>> Begin

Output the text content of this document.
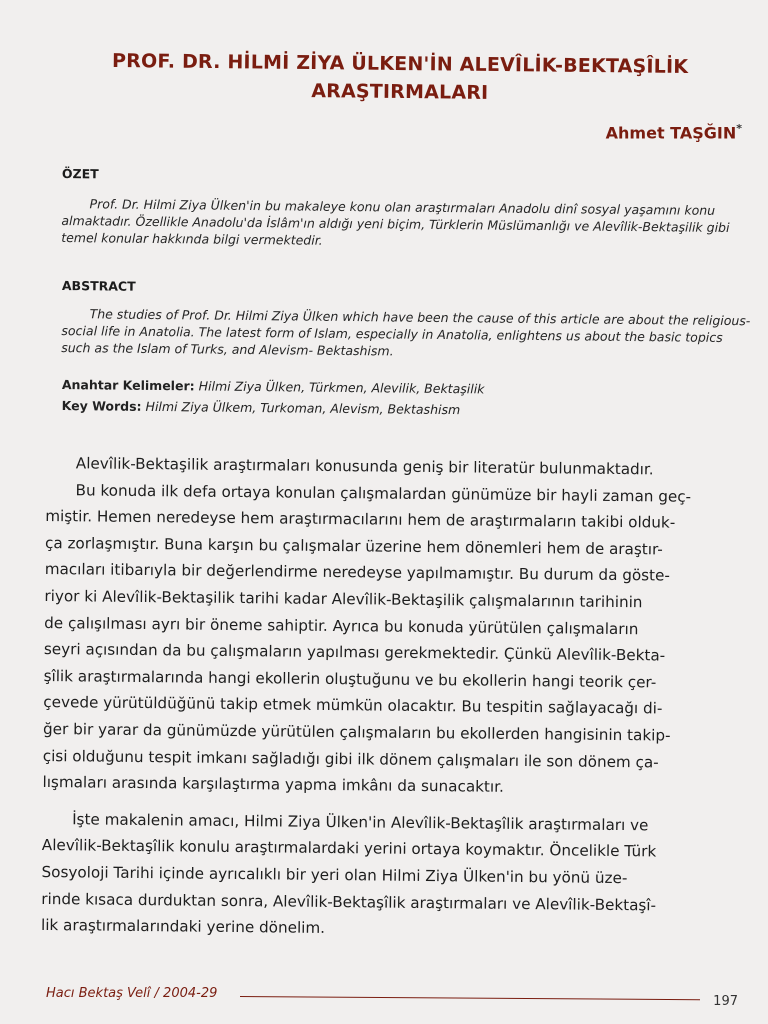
PROF. DR. HİLMİ ZİYA ÜLKEN'İN ALEVÎLİK-BEKTAŞÎLİK
ARAŞTIRMALARI
Ahmet TAŞĞIN*
ÖZET

Prof. Dr. Hilmi Ziya Ülken'in bu makaleye konu olan araştırmaları Anadolu dinî sosyal yaşamını konu almaktadır. Özellikle Anadolu'da İslâm'ın aldığı yeni biçim, Türklerin Müslümanlığı ve Alevîlik-Bektaşilik gibi temel konular hakkında bilgi vermektedir.

ABSTRACT

The studies of Prof. Dr. Hilmi Ziya Ülken which have been the cause of this article are about the religious- social life in Anatolia. The latest form of Islam, especially in Anatolia, enlightens us about the basic topics such as the Islam of Turks, and Alevism- Bektashism.

Anahtar Kelimeler: Hilmi Ziya Ülken, Türkmen, Alevilik, Bektaşilik
Key Words: Hilmi Ziya Ülkem, Turkoman, Alevism, Bektashism

Alevîlik-Bektaşilik araştırmaları konusunda geniş bir literatür bulunmaktadır.
Bu konuda ilk defa ortaya konulan çalışmalardan günümüze bir hayli zaman geç-
miştir. Hemen neredeyse hem araştırmacılarını hem de araştırmaların takibi olduk-
ça zorlaşmıştır. Buna karşın bu çalışmalar üzerine hem dönemleri hem de araştır-
macıları itibarıyla bir değerlendirme neredeyse yapılmamıştır. Bu durum da göste-
riyor ki Alevîlik-Bektaşilik tarihi kadar Alevîlik-Bektaşilik çalışmalarının tarihinin
de çalışılması ayrı bir öneme sahiptir. Ayrıca bu konuda yürütülen çalışmaların
seyri açısından da bu çalışmaların yapılması gerekmektedir. Çünkü Alevîlik-Bekta-
şîlik araştırmalarında hangi ekollerin oluştuğunu ve bu ekollerin hangi teorik çer-
çevede yürütüldüğünü takip etmek mümkün olacaktır. Bu tespitin sağlayacağı di-
ğer bir yarar da günümüzde yürütülen çalışmaların bu ekollerden hangisinin takip-
çisi olduğunu tespit imkanı sağladığı gibi ilk dönem çalışmaları ile son dönem ça-
lışmaları arasında karşılaştırma yapma imkânı da sunacaktır.

İşte makalenin amacı, Hilmi Ziya Ülken'in Alevîlik-Bektaşîlik araştırmaları ve
Alevîlik-Bektaşîlik konulu araştırmalardaki yerini ortaya koymaktır. Öncelikle Türk
Sosyoloji Tarihi içinde ayrıcalıklı bir yeri olan Hilmi Ziya Ülken'in bu yönü üze-
rinde kısaca durduktan sonra, Alevîlik-Bektaşîlik araştırmaları ve Alevîlik-Bektaşî-
lik araştırmalarındaki yerine dönelim.

Hacı Bektaş Velî / 2004-29
197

>> End

#### EXERCISE DETAILS:
Can you repeat every record above exactly, apart from the pictures?

#### SOLUTION TO THIS EXERCISE:
Output the text content of this document.
PROF. DR. HİLMİ ZİYA ÜLKEN'İN ALEVÎLİK-BEKTAŞÎLİK
ARAŞTIRMALARI
Ahmet TAŞĞIN*
ÖZET

Prof. Dr. Hilmi Ziya Ülken'in bu makaleye konu olan araştırmaları Anadolu dinî sosyal yaşamını konu almaktadır. Özellikle Anadolu'da İslâm'ın aldığı yeni biçim, Türklerin Müslümanlığı ve Alevîlik-Bektaşilik gibi temel konular hakkında bilgi vermektedir.

ABSTRACT

The studies of Prof. Dr. Hilmi Ziya Ülken which have been the cause of this article are about the religious- social life in Anatolia. The latest form of Islam, especially in Anatolia, enlightens us about the basic topics such as the Islam of Turks, and Alevism- Bektashism.

Anahtar Kelimeler: Hilmi Ziya Ülken, Türkmen, Alevilik, Bektaşilik
Key Words: Hilmi Ziya Ülkem, Turkoman, Alevism, Bektashism

Alevîlik-Bektaşilik araştırmaları konusunda geniş bir literatür bulunmaktadır.
Bu konuda ilk defa ortaya konulan çalışmalardan günümüze bir hayli zaman geç-
miştir. Hemen neredeyse hem araştırmacılarını hem de araştırmaların takibi olduk-
ça zorlaşmıştır. Buna karşın bu çalışmalar üzerine hem dönemleri hem de araştır-
macıları itibarıyla bir değerlendirme neredeyse yapılmamıştır. Bu durum da göste-
riyor ki Alevîlik-Bektaşilik tarihi kadar Alevîlik-Bektaşilik çalışmalarının tarihinin
de çalışılması ayrı bir öneme sahiptir. Ayrıca bu konuda yürütülen çalışmaların
seyri açısından da bu çalışmaların yapılması gerekmektedir. Çünkü Alevîlik-Bekta-
şîlik araştırmalarında hangi ekollerin oluştuğunu ve bu ekollerin hangi teorik çer-
çevede yürütüldüğünü takip etmek mümkün olacaktır. Bu tespitin sağlayacağı di-
ğer bir yarar da günümüzde yürütülen çalışmaların bu ekollerden hangisinin takip-
çisi olduğunu tespit imkanı sağladığı gibi ilk dönem çalışmaları ile son dönem ça-
lışmaları arasında karşılaştırma yapma imkânı da sunacaktır.

İşte makalenin amacı, Hilmi Ziya Ülken'in Alevîlik-Bektaşîlik araştırmaları ve
Alevîlik-Bektaşîlik konulu araştırmalardaki yerini ortaya koymaktır. Öncelikle Türk
Sosyoloji Tarihi içinde ayrıcalıklı bir yeri olan Hilmi Ziya Ülken'in bu yönü üze-
rinde kısaca durduktan sonra, Alevîlik-Bektaşîlik araştırmaları ve Alevîlik-Bektaşî-
lik araştırmalarındaki yerine dönelim.

Hacı Bektaş Velî / 2004-29
197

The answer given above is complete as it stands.